## begin Data to use
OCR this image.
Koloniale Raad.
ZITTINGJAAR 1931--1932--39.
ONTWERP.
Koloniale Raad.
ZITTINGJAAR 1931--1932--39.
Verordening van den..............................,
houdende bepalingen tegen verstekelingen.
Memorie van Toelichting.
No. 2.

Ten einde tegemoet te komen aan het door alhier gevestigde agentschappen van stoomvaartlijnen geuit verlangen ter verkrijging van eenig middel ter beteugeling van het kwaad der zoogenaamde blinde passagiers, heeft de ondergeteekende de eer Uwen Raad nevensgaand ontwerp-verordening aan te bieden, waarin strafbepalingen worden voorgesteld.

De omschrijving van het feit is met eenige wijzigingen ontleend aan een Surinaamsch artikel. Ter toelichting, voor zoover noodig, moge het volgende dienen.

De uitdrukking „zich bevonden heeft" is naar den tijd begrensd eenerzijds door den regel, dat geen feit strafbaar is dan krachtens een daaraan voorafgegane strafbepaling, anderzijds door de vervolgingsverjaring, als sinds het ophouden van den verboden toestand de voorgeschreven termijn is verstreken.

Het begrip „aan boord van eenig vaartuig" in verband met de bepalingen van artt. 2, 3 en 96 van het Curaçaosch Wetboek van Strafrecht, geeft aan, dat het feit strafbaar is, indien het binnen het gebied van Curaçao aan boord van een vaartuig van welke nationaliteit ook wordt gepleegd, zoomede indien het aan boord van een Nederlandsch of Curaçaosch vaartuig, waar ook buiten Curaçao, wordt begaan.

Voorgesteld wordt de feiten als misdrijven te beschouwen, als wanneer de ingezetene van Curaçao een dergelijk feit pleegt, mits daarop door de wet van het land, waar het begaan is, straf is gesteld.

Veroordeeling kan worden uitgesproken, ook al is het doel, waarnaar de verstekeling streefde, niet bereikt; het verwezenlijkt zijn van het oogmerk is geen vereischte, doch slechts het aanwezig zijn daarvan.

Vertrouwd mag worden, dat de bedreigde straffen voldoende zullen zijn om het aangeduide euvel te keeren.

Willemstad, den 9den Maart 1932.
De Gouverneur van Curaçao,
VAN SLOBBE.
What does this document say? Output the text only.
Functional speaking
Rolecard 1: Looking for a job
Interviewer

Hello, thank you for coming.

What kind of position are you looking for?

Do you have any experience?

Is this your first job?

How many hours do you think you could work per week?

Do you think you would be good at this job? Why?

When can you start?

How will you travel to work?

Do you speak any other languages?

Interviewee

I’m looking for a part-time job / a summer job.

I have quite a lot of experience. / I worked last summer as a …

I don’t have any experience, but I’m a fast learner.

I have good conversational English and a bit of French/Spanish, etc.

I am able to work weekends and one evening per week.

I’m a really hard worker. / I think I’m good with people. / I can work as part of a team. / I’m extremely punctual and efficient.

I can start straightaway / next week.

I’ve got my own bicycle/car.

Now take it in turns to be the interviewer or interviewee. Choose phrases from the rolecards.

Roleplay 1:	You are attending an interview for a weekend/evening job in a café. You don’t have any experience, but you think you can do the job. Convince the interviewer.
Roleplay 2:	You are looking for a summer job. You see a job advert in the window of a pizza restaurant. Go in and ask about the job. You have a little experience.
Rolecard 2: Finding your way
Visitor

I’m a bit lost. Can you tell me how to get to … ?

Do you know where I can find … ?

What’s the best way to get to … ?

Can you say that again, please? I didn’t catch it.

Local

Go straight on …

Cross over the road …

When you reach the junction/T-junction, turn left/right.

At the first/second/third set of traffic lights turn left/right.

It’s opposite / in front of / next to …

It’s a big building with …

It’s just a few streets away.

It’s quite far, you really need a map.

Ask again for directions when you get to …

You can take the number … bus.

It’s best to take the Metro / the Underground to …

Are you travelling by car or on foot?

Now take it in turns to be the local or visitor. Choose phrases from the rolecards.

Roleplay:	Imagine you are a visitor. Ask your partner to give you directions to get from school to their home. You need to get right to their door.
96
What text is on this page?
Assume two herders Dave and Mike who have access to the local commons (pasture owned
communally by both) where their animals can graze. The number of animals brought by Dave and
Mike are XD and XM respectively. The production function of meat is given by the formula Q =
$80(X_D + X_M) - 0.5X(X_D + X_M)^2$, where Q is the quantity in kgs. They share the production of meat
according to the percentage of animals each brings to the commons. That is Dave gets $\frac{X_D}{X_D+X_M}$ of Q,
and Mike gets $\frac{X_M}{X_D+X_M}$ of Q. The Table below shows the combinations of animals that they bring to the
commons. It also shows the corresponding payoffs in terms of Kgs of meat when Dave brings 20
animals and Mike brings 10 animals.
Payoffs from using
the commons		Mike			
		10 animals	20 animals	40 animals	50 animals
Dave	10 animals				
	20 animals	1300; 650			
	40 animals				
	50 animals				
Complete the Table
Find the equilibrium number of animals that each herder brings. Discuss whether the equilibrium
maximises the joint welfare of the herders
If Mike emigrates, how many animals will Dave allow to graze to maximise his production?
## end Data to use
Objective:
Generate an exact reproduction of all entries.

Reply:
OCR this image.
Koloniale Raad.
ZITTINGJAAR 1931--1932--39.
ONTWERP.
Koloniale Raad.
ZITTINGJAAR 1931--1932--39.
Verordening van den..............................,
houdende bepalingen tegen verstekelingen.
Memorie van Toelichting.
No. 2.

Ten einde tegemoet te komen aan het door alhier gevestigde agentschappen van stoomvaartlijnen geuit verlangen ter verkrijging van eenig middel ter beteugeling van het kwaad der zoogenaamde blinde passagiers, heeft de ondergeteekende de eer Uwen Raad nevensgaand ontwerp-verordening aan te bieden, waarin strafbepalingen worden voorgesteld.

De omschrijving van het feit is met eenige wijzigingen ontleend aan een Surinaamsch artikel. Ter toelichting, voor zoover noodig, moge het volgende dienen.

De uitdrukking „zich bevonden heeft" is naar den tijd begrensd eenerzijds door den regel, dat geen feit strafbaar is dan krachtens een daaraan voorafgegane strafbepaling, anderzijds door de vervolgingsverjaring, als sinds het ophouden van den verboden toestand de voorgeschreven termijn is verstreken.

Het begrip „aan boord van eenig vaartuig" in verband met de bepalingen van artt. 2, 3 en 96 van het Curaçaosch Wetboek van Strafrecht, geeft aan, dat het feit strafbaar is, indien het binnen het gebied van Curaçao aan boord van een vaartuig van welke nationaliteit ook wordt gepleegd, zoomede indien het aan boord van een Nederlandsch of Curaçaosch vaartuig, waar ook buiten Curaçao, wordt begaan.

Voorgesteld wordt de feiten als misdrijven te beschouwen, als wanneer de ingezetene van Curaçao een dergelijk feit pleegt, mits daarop door de wet van het land, waar het begaan is, straf is gesteld.

Veroordeeling kan worden uitgesproken, ook al is het doel, waarnaar de verstekeling streefde, niet bereikt; het verwezenlijkt zijn van het oogmerk is geen vereischte, doch slechts het aanwezig zijn daarvan.

Vertrouwd mag worden, dat de bedreigde straffen voldoende zullen zijn om het aangeduide euvel te keeren.

Willemstad, den 9den Maart 1932.
De Gouverneur van Curaçao,
VAN SLOBBE.
What does this document say? Output the text only.
Functional speaking
Rolecard 1: Looking for a job
Interviewer

Hello, thank you for coming.

What kind of position are you looking for?

Do you have any experience?

Is this your first job?

How many hours do you think you could work per week?

Do you think you would be good at this job? Why?

When can you start?

How will you travel to work?

Do you speak any other languages?

Interviewee

I’m looking for a part-time job / a summer job.

I have quite a lot of experience. / I worked last summer as a …

I don’t have any experience, but I’m a fast learner.

I have good conversational English and a bit of French/Spanish, etc.

I am able to work weekends and one evening per week.

I’m a really hard worker. / I think I’m good with people. / I can work as part of a team. / I’m extremely punctual and efficient.

I can start straightaway / next week.

I’ve got my own bicycle/car.

Now take it in turns to be the interviewer or interviewee. Choose phrases from the rolecards.

Roleplay 1:	You are attending an interview for a weekend/evening job in a café. You don’t have any experience, but you think you can do the job. Convince the interviewer.
Roleplay 2:	You are looking for a summer job. You see a job advert in the window of a pizza restaurant. Go in and ask about the job. You have a little experience.
Rolecard 2: Finding your way
Visitor

I’m a bit lost. Can you tell me how to get to … ?

Do you know where I can find … ?

What’s the best way to get to … ?

Can you say that again, please? I didn’t catch it.

Local

Go straight on …

Cross over the road …

When you reach the junction/T-junction, turn left/right.

At the first/second/third set of traffic lights turn left/right.

It’s opposite / in front of / next to …

It’s a big building with …

It’s just a few streets away.

It’s quite far, you really need a map.

Ask again for directions when you get to …

You can take the number … bus.

It’s best to take the Metro / the Underground to …

Are you travelling by car or on foot?

Now take it in turns to be the local or visitor. Choose phrases from the rolecards.

Roleplay:	Imagine you are a visitor. Ask your partner to give you directions to get from school to their home. You need to get right to their door.
96
What text is on this page?
Assume two herders Dave and Mike who have access to the local commons (pasture owned
communally by both) where their animals can graze. The number of animals brought by Dave and
Mike are XD and XM respectively. The production function of meat is given by the formula Q =
$80(X_D + X_M) - 0.5X(X_D + X_M)^2$, where Q is the quantity in kgs. They share the production of meat
according to the percentage of animals each brings to the commons. That is Dave gets $\frac{X_D}{X_D+X_M}$ of Q,
and Mike gets $\frac{X_M}{X_D+X_M}$ of Q. The Table below shows the combinations of animals that they bring to the
commons. It also shows the corresponding payoffs in terms of Kgs of meat when Dave brings 20
animals and Mike brings 10 animals.
Payoffs from using
the commons		Mike			
		10 animals	20 animals	40 animals	50 animals
Dave	10 animals				
	20 animals	1300; 650			
	40 animals				
	50 animals				
Complete the Table
Find the equilibrium number of animals that each herder brings. Discuss whether the equilibrium
maximises the joint welfare of the herders
If Mike emigrates, how many animals will Dave allow to graze to maximise his production?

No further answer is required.